[RECORDS FOR THE EXERCISE]
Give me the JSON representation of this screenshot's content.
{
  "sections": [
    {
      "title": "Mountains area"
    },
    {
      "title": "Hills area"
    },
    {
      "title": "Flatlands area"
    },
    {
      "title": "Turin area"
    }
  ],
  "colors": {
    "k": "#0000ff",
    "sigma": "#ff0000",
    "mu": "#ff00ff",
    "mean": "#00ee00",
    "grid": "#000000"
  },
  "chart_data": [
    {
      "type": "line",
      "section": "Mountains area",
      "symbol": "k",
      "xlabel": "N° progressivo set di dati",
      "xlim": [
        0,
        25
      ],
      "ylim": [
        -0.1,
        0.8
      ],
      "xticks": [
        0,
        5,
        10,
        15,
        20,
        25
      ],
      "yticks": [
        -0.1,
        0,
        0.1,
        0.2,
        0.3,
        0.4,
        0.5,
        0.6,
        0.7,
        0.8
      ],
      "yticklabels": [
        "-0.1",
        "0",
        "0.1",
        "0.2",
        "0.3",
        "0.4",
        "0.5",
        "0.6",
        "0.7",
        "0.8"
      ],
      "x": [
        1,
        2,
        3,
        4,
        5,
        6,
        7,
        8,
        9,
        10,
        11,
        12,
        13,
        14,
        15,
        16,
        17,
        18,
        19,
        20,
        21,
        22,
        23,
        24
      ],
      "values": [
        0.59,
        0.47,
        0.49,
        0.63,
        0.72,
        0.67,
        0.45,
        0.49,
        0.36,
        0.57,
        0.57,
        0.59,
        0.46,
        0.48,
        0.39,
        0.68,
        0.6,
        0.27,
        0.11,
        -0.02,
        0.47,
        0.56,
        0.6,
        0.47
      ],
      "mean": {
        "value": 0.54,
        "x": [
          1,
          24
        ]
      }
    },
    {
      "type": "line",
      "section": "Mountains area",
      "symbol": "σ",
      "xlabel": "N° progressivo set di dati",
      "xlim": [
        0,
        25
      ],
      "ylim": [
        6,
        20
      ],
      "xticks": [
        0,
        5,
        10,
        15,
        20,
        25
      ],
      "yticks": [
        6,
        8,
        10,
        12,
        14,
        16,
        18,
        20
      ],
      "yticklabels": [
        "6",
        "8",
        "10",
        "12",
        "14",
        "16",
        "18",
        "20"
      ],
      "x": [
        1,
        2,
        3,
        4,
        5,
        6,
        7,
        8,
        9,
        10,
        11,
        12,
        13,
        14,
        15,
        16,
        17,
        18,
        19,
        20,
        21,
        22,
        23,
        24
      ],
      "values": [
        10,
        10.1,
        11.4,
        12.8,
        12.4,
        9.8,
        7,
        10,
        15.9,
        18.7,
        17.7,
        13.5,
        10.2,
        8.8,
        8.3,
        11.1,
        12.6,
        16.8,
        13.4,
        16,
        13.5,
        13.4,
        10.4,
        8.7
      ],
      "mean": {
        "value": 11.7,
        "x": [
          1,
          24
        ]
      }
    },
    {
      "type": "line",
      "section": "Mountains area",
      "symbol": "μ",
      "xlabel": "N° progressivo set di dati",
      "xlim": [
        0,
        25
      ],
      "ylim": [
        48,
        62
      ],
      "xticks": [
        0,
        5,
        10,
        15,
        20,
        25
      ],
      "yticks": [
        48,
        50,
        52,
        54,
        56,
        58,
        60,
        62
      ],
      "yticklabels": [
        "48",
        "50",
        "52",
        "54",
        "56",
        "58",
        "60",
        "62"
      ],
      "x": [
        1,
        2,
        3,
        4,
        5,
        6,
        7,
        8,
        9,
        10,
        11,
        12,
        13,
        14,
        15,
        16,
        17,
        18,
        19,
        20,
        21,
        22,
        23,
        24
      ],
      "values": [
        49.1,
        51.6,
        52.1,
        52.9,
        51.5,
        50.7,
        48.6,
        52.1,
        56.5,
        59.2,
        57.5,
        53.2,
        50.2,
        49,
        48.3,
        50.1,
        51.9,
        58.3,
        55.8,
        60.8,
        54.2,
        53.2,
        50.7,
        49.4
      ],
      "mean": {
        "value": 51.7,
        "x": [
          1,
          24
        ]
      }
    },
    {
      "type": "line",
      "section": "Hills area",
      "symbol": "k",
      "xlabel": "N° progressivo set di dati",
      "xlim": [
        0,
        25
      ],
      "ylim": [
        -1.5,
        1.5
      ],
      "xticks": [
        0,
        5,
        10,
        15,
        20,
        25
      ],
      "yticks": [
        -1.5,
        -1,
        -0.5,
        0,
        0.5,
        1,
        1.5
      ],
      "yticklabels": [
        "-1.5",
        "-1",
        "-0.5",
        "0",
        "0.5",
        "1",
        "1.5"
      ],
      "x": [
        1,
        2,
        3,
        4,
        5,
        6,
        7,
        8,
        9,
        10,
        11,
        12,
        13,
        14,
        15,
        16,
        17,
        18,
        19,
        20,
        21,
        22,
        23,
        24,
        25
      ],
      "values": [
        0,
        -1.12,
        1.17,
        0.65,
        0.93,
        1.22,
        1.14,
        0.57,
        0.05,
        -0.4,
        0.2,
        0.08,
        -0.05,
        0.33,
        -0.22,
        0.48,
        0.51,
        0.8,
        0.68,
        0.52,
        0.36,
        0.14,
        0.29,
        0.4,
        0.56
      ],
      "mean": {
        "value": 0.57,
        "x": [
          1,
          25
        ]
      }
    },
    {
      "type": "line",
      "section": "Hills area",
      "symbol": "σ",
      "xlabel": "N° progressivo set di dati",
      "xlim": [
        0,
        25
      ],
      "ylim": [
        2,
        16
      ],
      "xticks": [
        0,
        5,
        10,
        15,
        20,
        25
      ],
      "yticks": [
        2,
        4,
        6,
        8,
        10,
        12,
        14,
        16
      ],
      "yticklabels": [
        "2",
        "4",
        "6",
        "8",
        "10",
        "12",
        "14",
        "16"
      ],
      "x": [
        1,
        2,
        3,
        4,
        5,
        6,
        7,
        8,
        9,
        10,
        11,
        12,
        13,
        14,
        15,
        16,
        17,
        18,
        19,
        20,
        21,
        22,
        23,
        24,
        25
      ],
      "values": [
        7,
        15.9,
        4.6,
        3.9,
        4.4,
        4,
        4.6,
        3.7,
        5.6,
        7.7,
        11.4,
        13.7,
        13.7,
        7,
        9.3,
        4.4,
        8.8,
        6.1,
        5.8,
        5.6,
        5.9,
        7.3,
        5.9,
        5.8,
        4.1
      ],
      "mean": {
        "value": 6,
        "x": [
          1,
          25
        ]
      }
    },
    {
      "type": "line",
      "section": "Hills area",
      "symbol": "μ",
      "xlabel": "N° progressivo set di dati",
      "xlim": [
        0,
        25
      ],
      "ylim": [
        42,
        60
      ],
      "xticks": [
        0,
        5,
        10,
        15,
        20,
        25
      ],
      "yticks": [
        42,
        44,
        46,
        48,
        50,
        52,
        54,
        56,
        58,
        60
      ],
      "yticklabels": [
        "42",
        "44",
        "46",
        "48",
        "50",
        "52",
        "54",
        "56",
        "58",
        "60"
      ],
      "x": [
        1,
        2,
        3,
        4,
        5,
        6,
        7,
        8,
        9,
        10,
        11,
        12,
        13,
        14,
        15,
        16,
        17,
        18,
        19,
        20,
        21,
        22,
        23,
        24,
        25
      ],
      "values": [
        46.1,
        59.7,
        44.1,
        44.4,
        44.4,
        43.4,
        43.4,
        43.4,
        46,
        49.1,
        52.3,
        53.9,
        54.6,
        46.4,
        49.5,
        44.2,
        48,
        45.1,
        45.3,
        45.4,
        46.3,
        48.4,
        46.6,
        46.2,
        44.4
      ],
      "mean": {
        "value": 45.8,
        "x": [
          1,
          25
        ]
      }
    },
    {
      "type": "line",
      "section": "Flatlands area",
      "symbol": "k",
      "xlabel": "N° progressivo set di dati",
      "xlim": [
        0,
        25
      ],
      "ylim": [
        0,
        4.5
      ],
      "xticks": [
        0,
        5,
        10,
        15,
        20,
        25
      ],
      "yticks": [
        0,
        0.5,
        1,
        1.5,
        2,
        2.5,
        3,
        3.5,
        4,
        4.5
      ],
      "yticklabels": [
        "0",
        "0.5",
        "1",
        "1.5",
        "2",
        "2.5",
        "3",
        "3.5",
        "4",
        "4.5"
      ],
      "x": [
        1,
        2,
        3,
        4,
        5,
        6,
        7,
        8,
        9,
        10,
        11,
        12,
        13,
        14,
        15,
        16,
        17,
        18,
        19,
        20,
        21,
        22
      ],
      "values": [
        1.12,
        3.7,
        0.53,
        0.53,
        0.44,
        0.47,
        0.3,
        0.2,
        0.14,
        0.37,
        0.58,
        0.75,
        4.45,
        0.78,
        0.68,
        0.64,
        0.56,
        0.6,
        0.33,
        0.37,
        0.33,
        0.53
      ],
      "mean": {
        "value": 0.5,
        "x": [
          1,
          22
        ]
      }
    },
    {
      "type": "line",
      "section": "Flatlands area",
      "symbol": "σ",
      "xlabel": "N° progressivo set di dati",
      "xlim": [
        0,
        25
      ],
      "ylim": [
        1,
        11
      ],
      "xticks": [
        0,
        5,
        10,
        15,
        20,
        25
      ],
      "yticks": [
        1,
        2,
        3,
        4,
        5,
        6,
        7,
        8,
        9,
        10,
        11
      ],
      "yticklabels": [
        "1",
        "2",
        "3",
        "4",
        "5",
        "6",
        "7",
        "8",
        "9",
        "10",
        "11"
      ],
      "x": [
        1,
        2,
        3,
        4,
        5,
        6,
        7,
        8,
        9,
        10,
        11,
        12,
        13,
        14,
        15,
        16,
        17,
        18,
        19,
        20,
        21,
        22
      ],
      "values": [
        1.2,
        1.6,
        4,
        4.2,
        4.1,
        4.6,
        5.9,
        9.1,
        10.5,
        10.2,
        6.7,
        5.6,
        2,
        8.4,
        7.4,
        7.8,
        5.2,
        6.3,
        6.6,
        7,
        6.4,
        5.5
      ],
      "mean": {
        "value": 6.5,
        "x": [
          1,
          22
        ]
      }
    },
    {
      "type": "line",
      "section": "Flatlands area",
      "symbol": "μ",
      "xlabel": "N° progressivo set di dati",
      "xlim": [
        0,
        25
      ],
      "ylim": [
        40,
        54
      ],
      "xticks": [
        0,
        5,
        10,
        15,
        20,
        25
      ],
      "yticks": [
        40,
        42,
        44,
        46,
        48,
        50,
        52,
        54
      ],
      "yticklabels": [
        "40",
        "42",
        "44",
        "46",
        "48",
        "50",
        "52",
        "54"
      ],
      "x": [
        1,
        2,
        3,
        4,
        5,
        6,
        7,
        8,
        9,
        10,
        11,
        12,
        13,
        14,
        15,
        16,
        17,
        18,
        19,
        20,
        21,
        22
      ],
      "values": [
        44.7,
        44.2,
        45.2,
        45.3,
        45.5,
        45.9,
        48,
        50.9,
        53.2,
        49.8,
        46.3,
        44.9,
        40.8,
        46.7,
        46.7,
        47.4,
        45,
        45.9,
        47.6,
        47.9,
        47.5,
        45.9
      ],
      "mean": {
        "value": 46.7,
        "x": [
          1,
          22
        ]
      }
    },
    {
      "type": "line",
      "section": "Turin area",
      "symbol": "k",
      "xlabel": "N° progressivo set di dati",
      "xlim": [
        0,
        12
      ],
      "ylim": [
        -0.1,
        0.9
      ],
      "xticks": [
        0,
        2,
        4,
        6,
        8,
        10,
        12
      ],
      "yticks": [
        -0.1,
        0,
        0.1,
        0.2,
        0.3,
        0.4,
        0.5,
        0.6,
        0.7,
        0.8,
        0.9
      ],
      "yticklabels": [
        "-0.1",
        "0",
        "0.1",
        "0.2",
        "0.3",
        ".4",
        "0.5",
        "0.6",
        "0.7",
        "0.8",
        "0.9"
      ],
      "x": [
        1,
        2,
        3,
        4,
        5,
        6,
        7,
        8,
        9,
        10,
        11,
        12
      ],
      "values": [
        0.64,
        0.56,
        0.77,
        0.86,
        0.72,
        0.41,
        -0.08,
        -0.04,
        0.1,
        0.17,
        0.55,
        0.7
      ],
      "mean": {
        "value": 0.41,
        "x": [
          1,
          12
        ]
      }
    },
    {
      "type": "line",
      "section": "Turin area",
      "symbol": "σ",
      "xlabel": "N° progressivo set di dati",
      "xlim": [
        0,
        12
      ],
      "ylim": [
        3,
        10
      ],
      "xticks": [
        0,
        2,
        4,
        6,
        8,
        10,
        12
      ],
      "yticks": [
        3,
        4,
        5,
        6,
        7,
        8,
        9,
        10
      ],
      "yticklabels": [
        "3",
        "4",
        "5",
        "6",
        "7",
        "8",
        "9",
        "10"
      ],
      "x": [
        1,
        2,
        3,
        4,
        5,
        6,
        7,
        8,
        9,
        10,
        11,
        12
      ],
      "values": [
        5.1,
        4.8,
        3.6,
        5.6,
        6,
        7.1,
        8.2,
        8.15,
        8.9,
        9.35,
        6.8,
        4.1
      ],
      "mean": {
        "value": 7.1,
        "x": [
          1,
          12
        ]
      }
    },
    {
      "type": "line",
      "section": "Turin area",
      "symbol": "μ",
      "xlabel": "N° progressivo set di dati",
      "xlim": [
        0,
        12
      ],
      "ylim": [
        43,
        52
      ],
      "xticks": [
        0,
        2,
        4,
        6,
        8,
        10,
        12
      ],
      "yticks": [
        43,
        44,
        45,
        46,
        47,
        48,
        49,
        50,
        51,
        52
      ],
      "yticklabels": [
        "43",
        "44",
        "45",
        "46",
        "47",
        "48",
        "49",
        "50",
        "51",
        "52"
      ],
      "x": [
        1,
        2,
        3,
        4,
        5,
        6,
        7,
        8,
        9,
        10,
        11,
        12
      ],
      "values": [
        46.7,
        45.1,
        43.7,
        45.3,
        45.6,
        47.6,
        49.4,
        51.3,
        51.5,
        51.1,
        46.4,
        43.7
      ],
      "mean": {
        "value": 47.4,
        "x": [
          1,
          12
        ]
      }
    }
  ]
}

[PROBLEM TO SOLVE]
Copy all lines from the material that include "title".

[PROBLEM SOLUTION]
      "title": "Mountains area"
      "title": "Hills area"
      "title": "Flatlands area"
      "title": "Turin area"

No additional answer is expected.